RECORDS SHOWN =
------------------------------

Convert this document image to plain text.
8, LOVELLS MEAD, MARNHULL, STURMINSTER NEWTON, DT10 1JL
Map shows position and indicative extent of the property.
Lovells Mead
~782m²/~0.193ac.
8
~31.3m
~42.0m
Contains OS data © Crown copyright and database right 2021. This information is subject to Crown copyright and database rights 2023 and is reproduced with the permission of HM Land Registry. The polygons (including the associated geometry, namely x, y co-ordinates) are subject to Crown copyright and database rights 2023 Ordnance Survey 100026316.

------------------------------

EXERCISE DESCRIPTION =
Write out the material exactly as given.

REPLY TO THE TASK =
Convert this document image to plain text.
8, LOVELLS MEAD, MARNHULL, STURMINSTER NEWTON, DT10 1JL
Map shows position and indicative extent of the property.
Lovells Mead
~782m²/~0.193ac.
8
~31.3m
~42.0m
Contains OS data © Crown copyright and database right 2021. This information is subject to Crown copyright and database rights 2023 and is reproduced with the permission of HM Land Registry. The polygons (including the associated geometry, namely x, y co-ordinates) are subject to Crown copyright and database rights 2023 Ordnance Survey 100026316.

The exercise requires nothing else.